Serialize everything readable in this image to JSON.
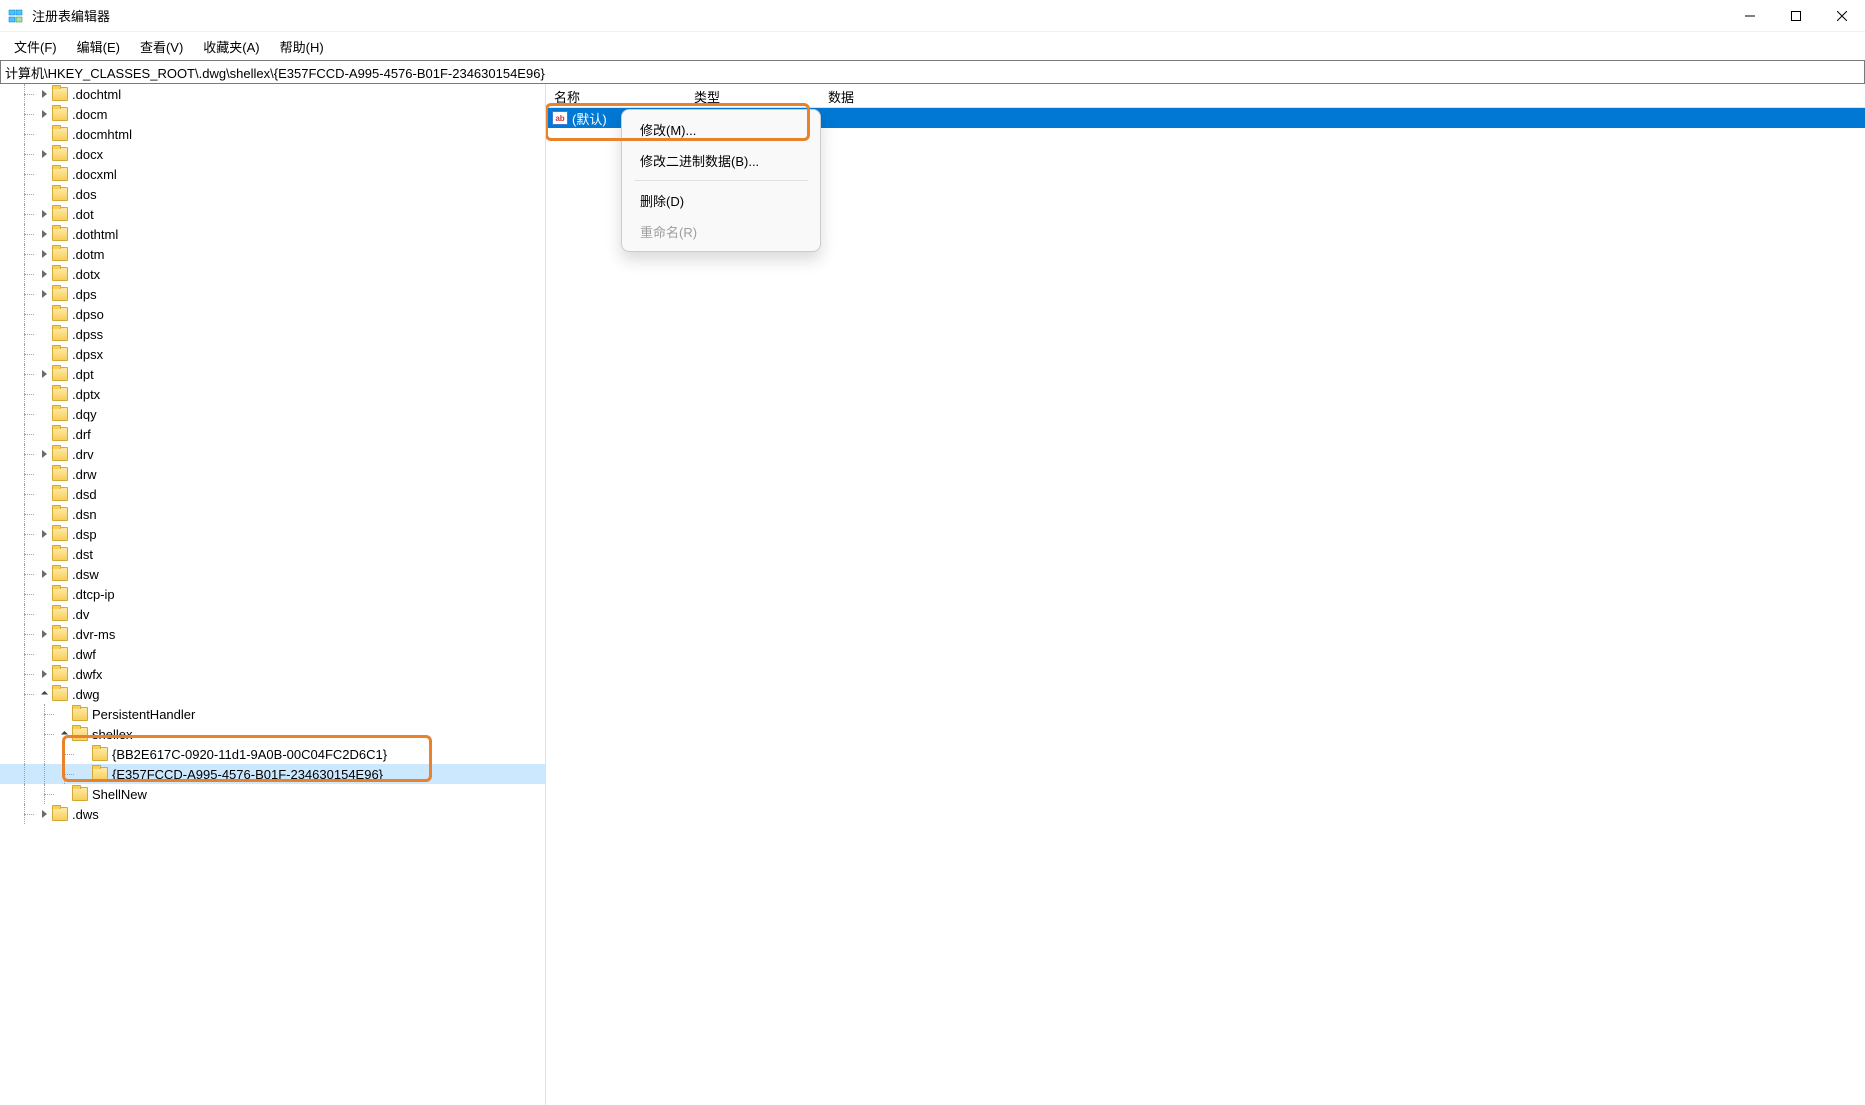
{
  "window": {
    "title": "注册表编辑器"
  },
  "menu": {
    "file": "文件(F)",
    "edit": "编辑(E)",
    "view": "查看(V)",
    "favorites": "收藏夹(A)",
    "help": "帮助(H)"
  },
  "addressbar": {
    "path": "计算机\\HKEY_CLASSES_ROOT\\.dwg\\shellex\\{E357FCCD-A995-4576-B01F-234630154E96}"
  },
  "tree": {
    "items": [
      {
        "label": ".dochtml",
        "indent": 2,
        "expand": "collapsed"
      },
      {
        "label": ".docm",
        "indent": 2,
        "expand": "collapsed"
      },
      {
        "label": ".docmhtml",
        "indent": 2,
        "expand": "empty"
      },
      {
        "label": ".docx",
        "indent": 2,
        "expand": "collapsed"
      },
      {
        "label": ".docxml",
        "indent": 2,
        "expand": "empty"
      },
      {
        "label": ".dos",
        "indent": 2,
        "expand": "empty"
      },
      {
        "label": ".dot",
        "indent": 2,
        "expand": "collapsed"
      },
      {
        "label": ".dothtml",
        "indent": 2,
        "expand": "collapsed"
      },
      {
        "label": ".dotm",
        "indent": 2,
        "expand": "collapsed"
      },
      {
        "label": ".dotx",
        "indent": 2,
        "expand": "collapsed"
      },
      {
        "label": ".dps",
        "indent": 2,
        "expand": "collapsed"
      },
      {
        "label": ".dpso",
        "indent": 2,
        "expand": "empty"
      },
      {
        "label": ".dpss",
        "indent": 2,
        "expand": "empty"
      },
      {
        "label": ".dpsx",
        "indent": 2,
        "expand": "empty"
      },
      {
        "label": ".dpt",
        "indent": 2,
        "expand": "collapsed"
      },
      {
        "label": ".dptx",
        "indent": 2,
        "expand": "empty"
      },
      {
        "label": ".dqy",
        "indent": 2,
        "expand": "empty"
      },
      {
        "label": ".drf",
        "indent": 2,
        "expand": "empty"
      },
      {
        "label": ".drv",
        "indent": 2,
        "expand": "collapsed"
      },
      {
        "label": ".drw",
        "indent": 2,
        "expand": "empty"
      },
      {
        "label": ".dsd",
        "indent": 2,
        "expand": "empty"
      },
      {
        "label": ".dsn",
        "indent": 2,
        "expand": "empty"
      },
      {
        "label": ".dsp",
        "indent": 2,
        "expand": "collapsed"
      },
      {
        "label": ".dst",
        "indent": 2,
        "expand": "empty"
      },
      {
        "label": ".dsw",
        "indent": 2,
        "expand": "collapsed"
      },
      {
        "label": ".dtcp-ip",
        "indent": 2,
        "expand": "empty"
      },
      {
        "label": ".dv",
        "indent": 2,
        "expand": "empty"
      },
      {
        "label": ".dvr-ms",
        "indent": 2,
        "expand": "collapsed"
      },
      {
        "label": ".dwf",
        "indent": 2,
        "expand": "empty"
      },
      {
        "label": ".dwfx",
        "indent": 2,
        "expand": "collapsed"
      },
      {
        "label": ".dwg",
        "indent": 2,
        "expand": "expanded"
      },
      {
        "label": "PersistentHandler",
        "indent": 3,
        "expand": "empty"
      },
      {
        "label": "shellex",
        "indent": 3,
        "expand": "expanded"
      },
      {
        "label": "{BB2E617C-0920-11d1-9A0B-00C04FC2D6C1}",
        "indent": 4,
        "expand": "empty"
      },
      {
        "label": "{E357FCCD-A995-4576-B01F-234630154E96}",
        "indent": 4,
        "expand": "empty",
        "selected": true
      },
      {
        "label": "ShellNew",
        "indent": 3,
        "expand": "empty"
      },
      {
        "label": ".dws",
        "indent": 2,
        "expand": "collapsed"
      }
    ]
  },
  "list": {
    "columns": {
      "name": "名称",
      "type": "类型",
      "data": "数据"
    },
    "rows": [
      {
        "name": "(默认)",
        "type": "",
        "data": "",
        "selected": true
      }
    ]
  },
  "context_menu": {
    "modify": "修改(M)...",
    "modify_binary": "修改二进制数据(B)...",
    "delete": "删除(D)",
    "rename": "重命名(R)"
  }
}
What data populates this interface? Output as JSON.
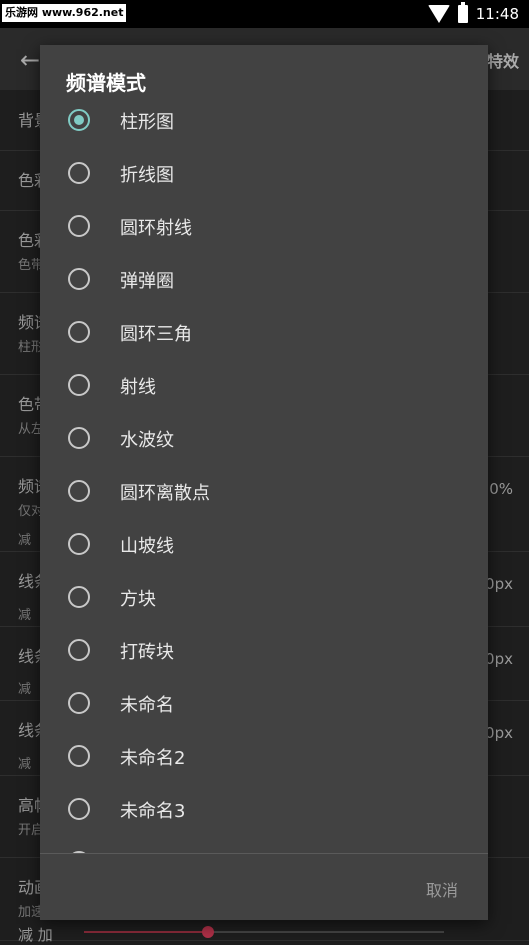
{
  "status": {
    "watermark": "乐游网 www.962.net",
    "time": "11:48"
  },
  "background": {
    "header_right": "特效",
    "rows": [
      {
        "title": "背景",
        "sub": "",
        "value": ""
      },
      {
        "title": "色彩",
        "sub": "",
        "value": ""
      },
      {
        "title": "色彩",
        "sub": "色带",
        "value": ""
      },
      {
        "title": "频谱",
        "sub": "柱形",
        "value": ""
      },
      {
        "title": "色带",
        "sub": "从左",
        "value": ""
      },
      {
        "title": "频谱",
        "sub": "仅对",
        "value": "0%",
        "minus": "减"
      },
      {
        "title": "线条",
        "sub": "",
        "value": "0px",
        "minus": "减"
      },
      {
        "title": "线条",
        "sub": "",
        "value": "0px",
        "minus": "减"
      },
      {
        "title": "线条",
        "sub": "",
        "value": "0px",
        "minus": "减"
      },
      {
        "title": "高帧",
        "sub": "开启",
        "value": ""
      },
      {
        "title": "动画",
        "sub": "加速",
        "value": ""
      }
    ],
    "bottom_controls": "减  加"
  },
  "dialog": {
    "title": "频谱模式",
    "options": [
      {
        "label": "柱形图",
        "checked": true
      },
      {
        "label": "折线图",
        "checked": false
      },
      {
        "label": "圆环射线",
        "checked": false
      },
      {
        "label": "弹弹圈",
        "checked": false
      },
      {
        "label": "圆环三角",
        "checked": false
      },
      {
        "label": "射线",
        "checked": false
      },
      {
        "label": "水波纹",
        "checked": false
      },
      {
        "label": "圆环离散点",
        "checked": false
      },
      {
        "label": "山坡线",
        "checked": false
      },
      {
        "label": "方块",
        "checked": false
      },
      {
        "label": "打砖块",
        "checked": false
      },
      {
        "label": "未命名",
        "checked": false
      },
      {
        "label": "未命名2",
        "checked": false
      },
      {
        "label": "未命名3",
        "checked": false
      },
      {
        "label": "",
        "checked": false
      }
    ],
    "button": "取消"
  }
}
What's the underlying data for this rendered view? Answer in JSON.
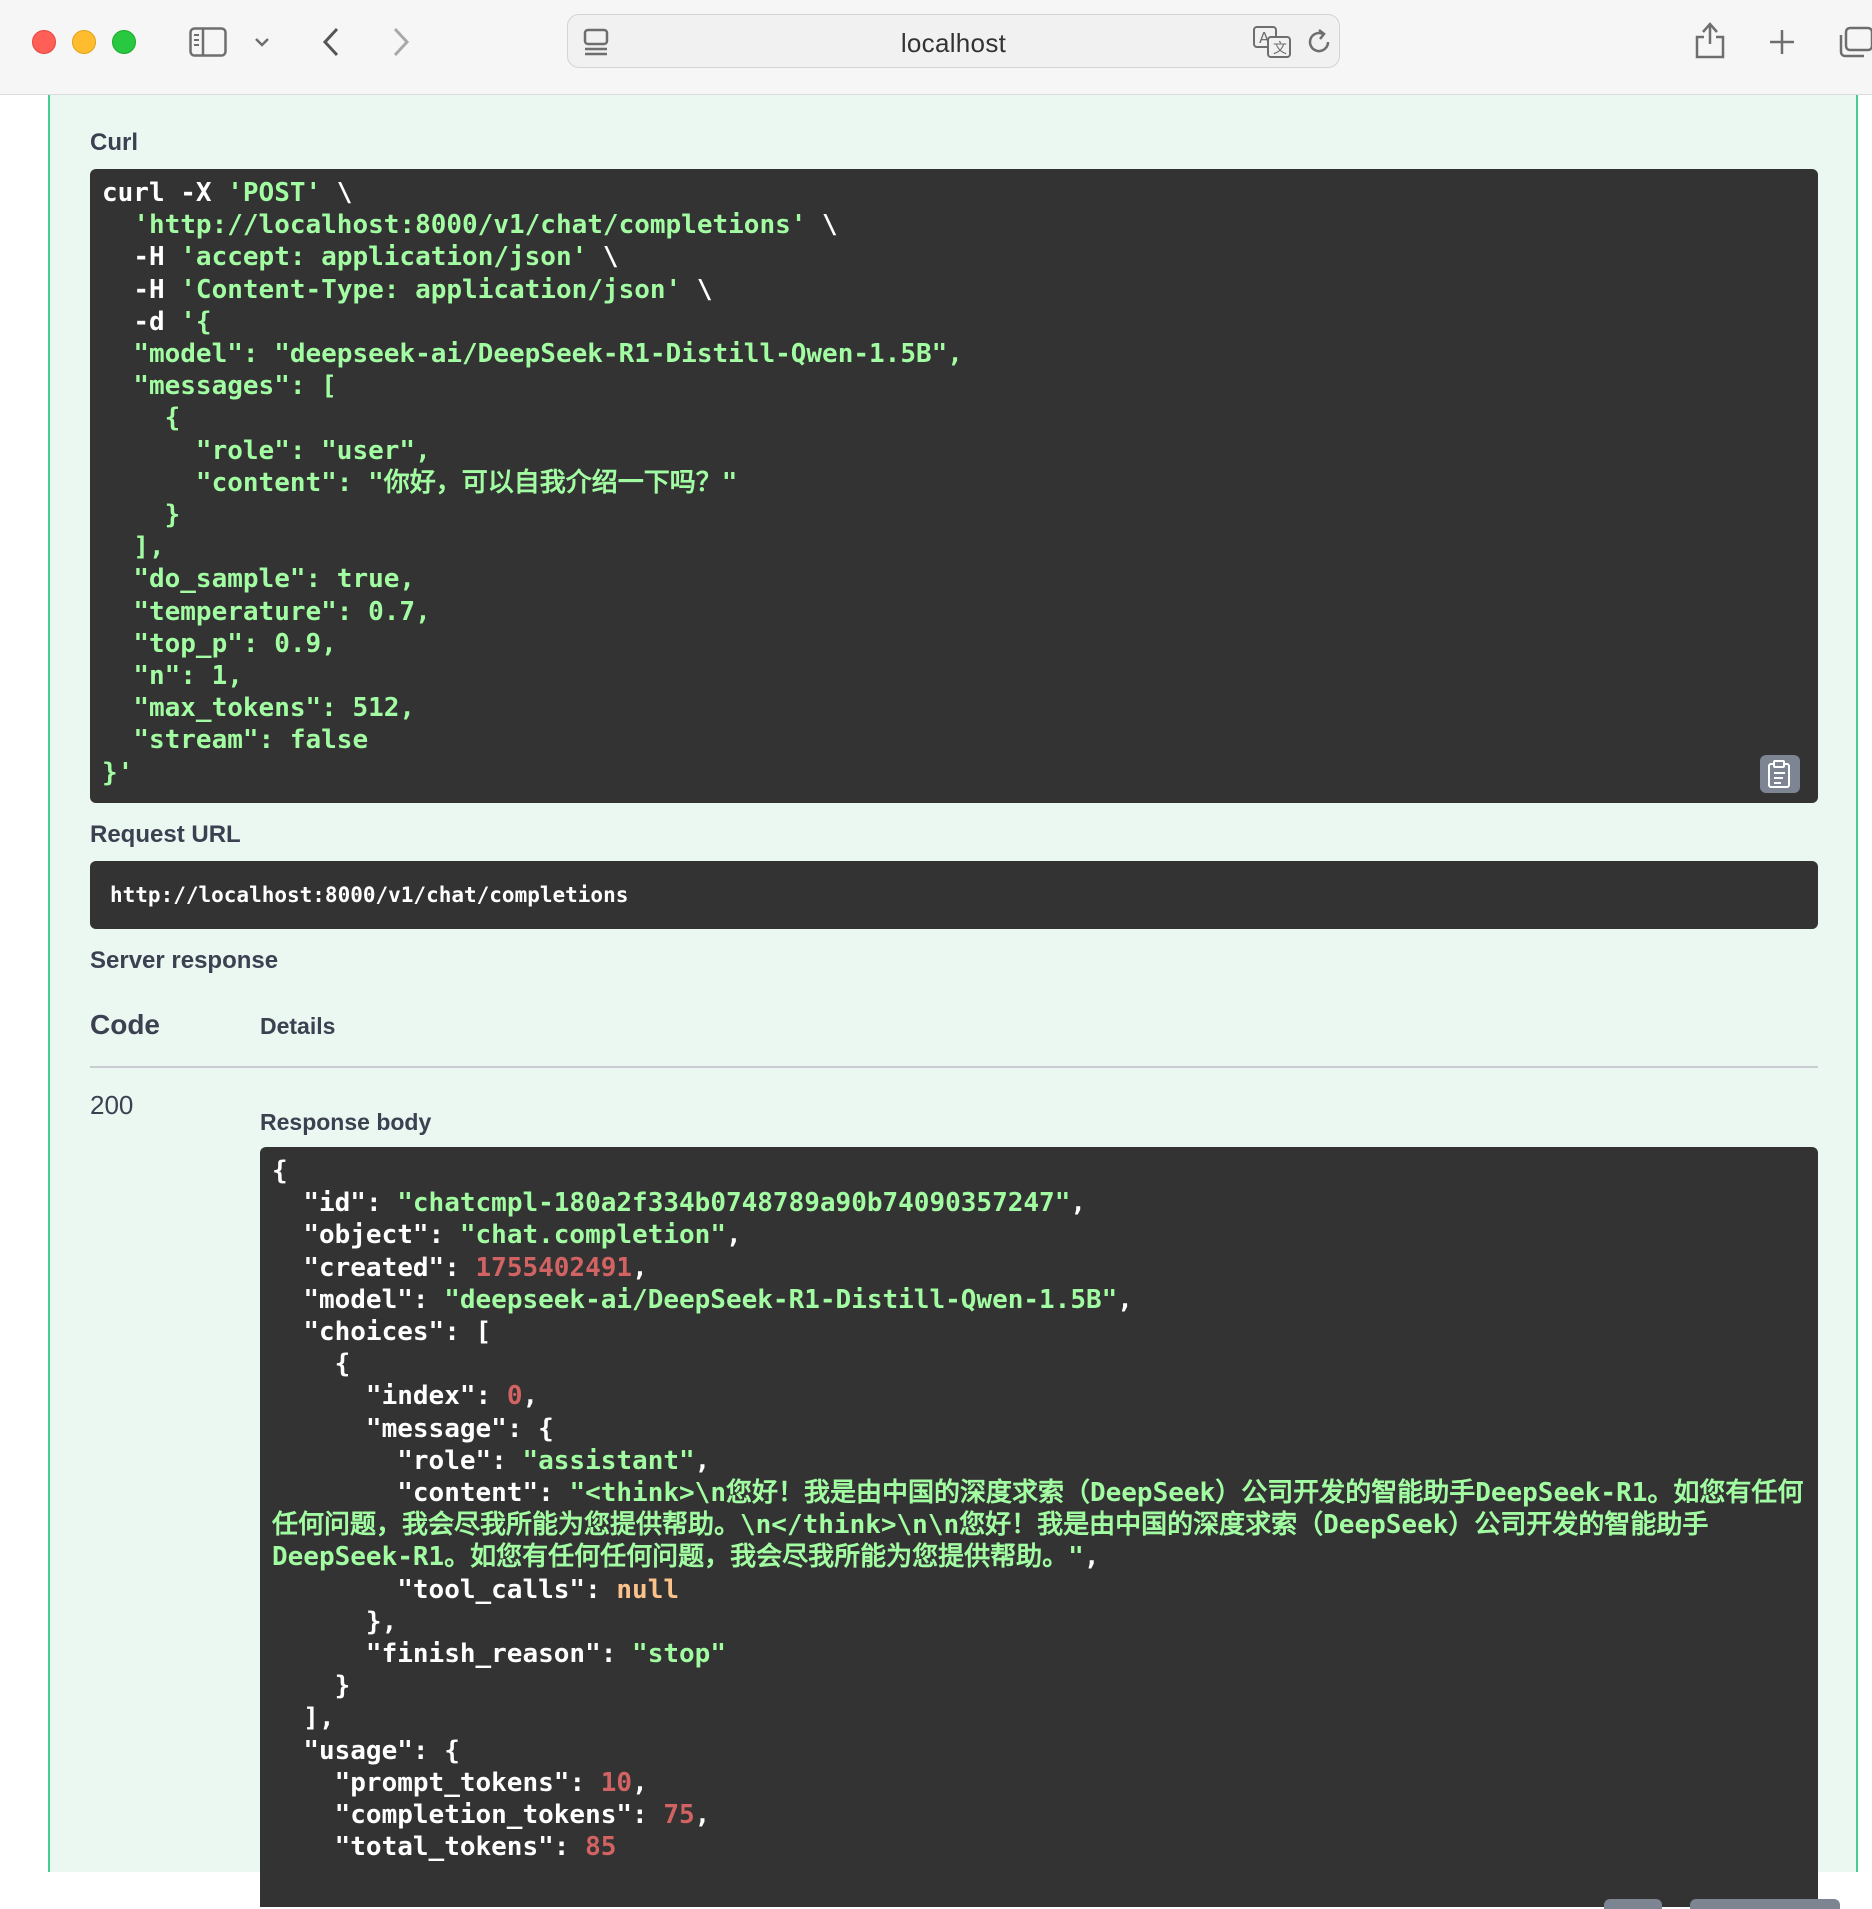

▸ AIM
Every line that holds the string "data" should be returned.

▸ FULL SOLUTION
      "data": "数据"
        "data": "",
What data populates this interface? Output as JSON.
What's the underlying data for this rendered view? Answer in JSON.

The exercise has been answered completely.